◆ PROBLEM DETAILS ◆
State only the count of lines in the listing below that hold "name".

◆ Figure data in JSON ◆
+ + + + +
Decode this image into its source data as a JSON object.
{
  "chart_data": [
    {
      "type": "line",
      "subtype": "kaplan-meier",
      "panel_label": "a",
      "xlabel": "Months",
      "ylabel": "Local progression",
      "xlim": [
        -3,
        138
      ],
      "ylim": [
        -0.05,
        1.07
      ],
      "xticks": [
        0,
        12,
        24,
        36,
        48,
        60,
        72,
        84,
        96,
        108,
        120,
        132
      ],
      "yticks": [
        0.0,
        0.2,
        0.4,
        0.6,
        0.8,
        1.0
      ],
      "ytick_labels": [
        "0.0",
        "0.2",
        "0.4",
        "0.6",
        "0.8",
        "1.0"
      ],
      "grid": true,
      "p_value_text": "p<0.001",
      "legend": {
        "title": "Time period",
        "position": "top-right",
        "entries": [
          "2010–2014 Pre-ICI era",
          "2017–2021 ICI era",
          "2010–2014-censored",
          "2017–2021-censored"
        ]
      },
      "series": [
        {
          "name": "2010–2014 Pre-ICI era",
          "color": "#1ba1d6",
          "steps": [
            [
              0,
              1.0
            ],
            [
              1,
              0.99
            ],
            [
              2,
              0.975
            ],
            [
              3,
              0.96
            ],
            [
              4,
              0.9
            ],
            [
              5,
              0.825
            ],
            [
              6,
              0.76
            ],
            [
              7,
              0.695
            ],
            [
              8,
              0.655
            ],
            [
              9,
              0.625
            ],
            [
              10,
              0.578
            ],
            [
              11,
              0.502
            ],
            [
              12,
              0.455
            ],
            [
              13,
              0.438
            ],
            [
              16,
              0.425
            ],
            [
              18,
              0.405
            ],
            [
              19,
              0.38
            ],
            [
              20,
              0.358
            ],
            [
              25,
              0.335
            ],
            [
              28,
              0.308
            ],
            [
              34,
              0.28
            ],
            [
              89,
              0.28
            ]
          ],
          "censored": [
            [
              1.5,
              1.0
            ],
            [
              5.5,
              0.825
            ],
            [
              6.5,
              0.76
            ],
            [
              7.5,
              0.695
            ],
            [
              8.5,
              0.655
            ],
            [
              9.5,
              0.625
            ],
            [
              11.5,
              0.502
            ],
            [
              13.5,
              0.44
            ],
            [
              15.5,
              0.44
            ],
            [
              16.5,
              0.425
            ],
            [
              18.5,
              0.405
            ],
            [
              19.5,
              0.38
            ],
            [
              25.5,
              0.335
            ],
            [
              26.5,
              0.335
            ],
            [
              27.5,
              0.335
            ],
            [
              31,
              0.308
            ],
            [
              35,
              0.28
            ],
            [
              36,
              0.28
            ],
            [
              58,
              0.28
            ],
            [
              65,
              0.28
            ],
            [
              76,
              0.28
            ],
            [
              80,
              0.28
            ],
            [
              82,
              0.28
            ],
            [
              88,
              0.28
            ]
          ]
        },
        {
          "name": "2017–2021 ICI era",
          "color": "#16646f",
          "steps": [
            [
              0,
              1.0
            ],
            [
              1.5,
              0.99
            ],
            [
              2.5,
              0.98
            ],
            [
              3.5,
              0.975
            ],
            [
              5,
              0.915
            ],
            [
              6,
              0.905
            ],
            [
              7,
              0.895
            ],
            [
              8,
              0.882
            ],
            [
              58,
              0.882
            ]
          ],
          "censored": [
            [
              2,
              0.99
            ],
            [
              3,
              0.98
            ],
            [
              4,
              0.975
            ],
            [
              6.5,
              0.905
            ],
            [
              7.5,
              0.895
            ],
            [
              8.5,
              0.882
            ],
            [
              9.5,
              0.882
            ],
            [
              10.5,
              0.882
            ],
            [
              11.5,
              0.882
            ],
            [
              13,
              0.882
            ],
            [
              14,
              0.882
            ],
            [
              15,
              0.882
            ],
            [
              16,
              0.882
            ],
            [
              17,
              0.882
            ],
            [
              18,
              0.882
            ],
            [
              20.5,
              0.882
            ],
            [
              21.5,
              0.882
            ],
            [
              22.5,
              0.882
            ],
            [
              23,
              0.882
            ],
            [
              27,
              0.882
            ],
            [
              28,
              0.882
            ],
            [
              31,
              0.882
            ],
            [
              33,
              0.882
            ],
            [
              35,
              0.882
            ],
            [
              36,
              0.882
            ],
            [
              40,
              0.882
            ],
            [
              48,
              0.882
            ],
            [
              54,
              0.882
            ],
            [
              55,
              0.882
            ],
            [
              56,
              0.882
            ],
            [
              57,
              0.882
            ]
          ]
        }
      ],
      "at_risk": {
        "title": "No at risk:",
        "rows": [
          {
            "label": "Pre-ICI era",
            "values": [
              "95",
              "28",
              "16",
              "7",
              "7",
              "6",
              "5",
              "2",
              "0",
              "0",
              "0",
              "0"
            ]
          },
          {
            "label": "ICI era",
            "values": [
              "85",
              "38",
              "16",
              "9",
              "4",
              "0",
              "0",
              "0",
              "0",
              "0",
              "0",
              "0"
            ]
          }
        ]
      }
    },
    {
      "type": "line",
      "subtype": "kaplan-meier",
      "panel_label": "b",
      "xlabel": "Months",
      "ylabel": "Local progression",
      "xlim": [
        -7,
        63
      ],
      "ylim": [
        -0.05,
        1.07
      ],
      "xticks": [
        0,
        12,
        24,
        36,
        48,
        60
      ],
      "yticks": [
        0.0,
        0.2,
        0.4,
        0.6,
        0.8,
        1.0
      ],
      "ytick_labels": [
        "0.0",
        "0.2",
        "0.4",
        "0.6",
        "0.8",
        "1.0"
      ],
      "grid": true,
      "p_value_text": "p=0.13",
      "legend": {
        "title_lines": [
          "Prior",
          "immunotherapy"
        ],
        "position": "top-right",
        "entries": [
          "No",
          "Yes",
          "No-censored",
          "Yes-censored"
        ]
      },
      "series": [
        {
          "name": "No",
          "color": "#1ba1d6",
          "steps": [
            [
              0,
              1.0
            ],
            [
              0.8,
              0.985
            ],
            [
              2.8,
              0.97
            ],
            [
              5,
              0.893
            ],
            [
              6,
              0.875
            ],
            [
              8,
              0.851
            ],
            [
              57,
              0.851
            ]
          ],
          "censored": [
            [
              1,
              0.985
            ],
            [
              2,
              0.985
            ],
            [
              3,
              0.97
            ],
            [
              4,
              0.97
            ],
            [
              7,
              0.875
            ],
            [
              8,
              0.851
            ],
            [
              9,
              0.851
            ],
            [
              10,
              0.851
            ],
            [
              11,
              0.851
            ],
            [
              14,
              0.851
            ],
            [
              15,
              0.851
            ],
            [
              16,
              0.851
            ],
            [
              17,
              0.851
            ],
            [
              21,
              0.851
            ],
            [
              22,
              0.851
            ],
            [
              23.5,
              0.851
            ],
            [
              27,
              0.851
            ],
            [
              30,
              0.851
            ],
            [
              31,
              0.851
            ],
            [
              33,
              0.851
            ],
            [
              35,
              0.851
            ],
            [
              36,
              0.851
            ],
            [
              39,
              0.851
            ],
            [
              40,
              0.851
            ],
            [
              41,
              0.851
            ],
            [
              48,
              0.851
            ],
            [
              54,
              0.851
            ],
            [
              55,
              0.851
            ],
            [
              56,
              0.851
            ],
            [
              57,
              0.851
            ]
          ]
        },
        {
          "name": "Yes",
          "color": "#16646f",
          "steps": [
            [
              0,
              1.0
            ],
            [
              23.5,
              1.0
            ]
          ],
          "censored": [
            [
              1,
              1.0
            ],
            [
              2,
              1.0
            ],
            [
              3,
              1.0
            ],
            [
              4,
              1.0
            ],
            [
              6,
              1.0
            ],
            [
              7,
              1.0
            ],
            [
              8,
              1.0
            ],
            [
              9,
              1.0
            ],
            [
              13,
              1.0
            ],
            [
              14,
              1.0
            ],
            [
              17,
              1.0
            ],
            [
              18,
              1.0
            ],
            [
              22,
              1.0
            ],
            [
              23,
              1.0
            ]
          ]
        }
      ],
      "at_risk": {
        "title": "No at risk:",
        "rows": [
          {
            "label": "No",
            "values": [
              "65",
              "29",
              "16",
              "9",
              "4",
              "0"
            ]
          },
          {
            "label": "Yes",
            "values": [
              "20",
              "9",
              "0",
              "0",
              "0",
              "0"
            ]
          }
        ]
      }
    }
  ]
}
+ + + + +
◆ FINAL RESULT ◆
4